DATASET EXCERPTS -
────────────────

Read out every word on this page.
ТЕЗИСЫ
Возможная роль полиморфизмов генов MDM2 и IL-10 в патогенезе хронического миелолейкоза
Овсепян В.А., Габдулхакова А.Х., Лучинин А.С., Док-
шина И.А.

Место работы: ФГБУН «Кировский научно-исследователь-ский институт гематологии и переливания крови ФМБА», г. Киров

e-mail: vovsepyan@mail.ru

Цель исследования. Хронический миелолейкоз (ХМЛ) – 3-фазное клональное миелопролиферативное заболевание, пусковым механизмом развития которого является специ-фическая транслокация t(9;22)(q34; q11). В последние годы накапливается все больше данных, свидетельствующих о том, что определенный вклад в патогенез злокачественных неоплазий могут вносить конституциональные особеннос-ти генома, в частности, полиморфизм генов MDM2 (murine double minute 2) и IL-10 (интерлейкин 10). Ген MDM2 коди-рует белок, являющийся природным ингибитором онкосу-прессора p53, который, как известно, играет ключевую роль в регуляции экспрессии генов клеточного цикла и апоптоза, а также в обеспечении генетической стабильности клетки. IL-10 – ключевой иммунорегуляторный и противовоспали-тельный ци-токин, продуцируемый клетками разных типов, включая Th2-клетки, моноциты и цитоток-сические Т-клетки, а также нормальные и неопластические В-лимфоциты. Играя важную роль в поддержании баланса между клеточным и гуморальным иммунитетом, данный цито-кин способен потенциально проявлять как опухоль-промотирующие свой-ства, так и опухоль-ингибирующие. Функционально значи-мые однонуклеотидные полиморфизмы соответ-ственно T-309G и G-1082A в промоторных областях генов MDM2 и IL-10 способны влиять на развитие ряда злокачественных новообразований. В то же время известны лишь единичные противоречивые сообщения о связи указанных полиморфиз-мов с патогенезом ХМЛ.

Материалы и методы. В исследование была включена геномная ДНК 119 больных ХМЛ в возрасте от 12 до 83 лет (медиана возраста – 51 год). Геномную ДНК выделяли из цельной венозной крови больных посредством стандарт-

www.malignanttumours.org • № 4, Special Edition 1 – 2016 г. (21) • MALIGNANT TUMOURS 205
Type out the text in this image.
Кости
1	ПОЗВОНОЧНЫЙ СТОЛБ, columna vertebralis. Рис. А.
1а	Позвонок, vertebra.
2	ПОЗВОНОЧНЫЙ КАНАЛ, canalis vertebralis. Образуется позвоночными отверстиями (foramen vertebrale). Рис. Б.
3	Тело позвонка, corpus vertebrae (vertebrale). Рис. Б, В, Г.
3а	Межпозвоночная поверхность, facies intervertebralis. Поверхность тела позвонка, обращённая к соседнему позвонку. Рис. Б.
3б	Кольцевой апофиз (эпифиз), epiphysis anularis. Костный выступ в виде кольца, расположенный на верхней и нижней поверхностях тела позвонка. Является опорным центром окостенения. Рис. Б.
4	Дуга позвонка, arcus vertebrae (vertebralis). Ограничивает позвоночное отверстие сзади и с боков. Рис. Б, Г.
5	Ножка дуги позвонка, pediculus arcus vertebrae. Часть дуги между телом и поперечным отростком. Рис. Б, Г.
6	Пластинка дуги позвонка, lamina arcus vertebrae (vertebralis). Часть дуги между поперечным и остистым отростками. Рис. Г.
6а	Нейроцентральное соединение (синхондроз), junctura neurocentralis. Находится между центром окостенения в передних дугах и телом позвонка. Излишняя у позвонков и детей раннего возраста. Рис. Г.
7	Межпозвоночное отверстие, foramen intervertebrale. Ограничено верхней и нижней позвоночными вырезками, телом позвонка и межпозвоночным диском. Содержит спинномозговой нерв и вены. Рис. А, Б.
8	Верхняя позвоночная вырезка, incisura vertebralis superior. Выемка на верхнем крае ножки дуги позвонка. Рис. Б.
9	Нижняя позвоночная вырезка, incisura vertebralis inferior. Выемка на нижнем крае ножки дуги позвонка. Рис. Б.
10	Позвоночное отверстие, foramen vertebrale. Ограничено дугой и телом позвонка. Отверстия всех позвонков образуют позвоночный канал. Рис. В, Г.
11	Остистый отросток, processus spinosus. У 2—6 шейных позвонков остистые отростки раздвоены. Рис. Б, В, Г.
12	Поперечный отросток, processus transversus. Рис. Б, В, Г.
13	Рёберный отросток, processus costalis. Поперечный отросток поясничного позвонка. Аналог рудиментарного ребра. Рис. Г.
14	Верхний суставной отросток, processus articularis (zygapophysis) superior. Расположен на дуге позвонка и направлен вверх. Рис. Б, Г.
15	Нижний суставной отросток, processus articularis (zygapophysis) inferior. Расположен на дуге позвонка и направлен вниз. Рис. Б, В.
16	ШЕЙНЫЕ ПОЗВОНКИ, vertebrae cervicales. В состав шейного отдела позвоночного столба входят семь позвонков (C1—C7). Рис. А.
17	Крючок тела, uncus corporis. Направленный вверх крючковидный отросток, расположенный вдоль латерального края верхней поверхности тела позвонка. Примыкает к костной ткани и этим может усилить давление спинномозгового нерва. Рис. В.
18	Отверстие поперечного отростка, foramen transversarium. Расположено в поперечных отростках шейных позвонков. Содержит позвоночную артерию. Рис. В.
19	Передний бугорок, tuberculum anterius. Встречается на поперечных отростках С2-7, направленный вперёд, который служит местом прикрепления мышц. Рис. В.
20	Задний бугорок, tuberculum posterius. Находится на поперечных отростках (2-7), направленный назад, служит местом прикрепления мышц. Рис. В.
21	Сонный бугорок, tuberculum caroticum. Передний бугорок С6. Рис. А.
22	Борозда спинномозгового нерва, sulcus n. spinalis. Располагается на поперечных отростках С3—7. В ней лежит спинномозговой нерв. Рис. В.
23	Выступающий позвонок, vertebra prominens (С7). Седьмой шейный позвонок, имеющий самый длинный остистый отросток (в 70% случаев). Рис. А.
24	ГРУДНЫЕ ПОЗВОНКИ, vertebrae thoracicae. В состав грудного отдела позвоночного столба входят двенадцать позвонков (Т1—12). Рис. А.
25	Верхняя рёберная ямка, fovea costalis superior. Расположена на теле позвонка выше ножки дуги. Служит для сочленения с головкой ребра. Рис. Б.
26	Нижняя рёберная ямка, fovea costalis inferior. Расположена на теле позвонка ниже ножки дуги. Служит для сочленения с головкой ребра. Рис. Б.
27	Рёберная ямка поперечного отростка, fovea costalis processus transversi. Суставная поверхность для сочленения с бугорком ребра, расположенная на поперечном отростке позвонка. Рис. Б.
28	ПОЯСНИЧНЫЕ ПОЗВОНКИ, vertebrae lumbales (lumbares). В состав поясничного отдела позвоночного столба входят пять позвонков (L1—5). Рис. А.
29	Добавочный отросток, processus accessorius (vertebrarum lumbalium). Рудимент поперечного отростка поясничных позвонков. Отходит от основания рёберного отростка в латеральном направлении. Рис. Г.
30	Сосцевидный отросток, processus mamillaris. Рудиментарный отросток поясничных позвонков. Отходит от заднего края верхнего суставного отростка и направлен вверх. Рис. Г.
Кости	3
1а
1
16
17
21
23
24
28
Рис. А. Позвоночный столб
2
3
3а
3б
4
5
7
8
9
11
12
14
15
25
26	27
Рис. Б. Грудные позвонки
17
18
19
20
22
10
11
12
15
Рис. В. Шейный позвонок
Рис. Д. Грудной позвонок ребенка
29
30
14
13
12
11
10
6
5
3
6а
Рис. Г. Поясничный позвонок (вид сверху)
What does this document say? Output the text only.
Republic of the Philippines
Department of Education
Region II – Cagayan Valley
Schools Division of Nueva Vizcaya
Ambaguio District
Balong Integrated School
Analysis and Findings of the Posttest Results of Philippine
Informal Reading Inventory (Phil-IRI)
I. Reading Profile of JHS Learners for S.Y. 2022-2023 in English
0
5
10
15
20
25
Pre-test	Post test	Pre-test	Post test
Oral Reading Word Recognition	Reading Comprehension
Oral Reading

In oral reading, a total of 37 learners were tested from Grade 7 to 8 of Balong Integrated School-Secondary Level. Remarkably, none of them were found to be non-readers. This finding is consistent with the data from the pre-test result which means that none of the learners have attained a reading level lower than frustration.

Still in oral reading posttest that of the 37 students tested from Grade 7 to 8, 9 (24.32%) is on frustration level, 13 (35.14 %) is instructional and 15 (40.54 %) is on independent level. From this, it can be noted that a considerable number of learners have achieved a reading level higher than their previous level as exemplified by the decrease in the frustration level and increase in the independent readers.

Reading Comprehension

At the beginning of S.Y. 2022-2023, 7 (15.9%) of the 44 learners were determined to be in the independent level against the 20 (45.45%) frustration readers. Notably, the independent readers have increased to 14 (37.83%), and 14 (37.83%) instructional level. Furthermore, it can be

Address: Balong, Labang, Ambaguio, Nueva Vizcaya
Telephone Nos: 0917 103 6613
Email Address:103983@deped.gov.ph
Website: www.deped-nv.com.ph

────────────────

WHAT YOU SHOULD DO -
Look through the entries above and report each line where the string "ямка" occurs.

OUTPUT FOR THIS EXERCISE -
25	Верхняя рёберная ямка, fovea costalis superior. Расположена на теле позвонка выше ножки дуги. Служит для сочленения с головкой ребра. Рис. Б.
26	Нижняя рёберная ямка, fovea costalis inferior. Расположена на теле позвонка ниже ножки дуги. Служит для сочленения с головкой ребра. Рис. Б.
27	Рёберная ямка поперечного отростка, fovea costalis processus transversi. Суставная поверхность для сочленения с бугорком ребра, расположенная на поперечном отростке позвонка. Рис. Б.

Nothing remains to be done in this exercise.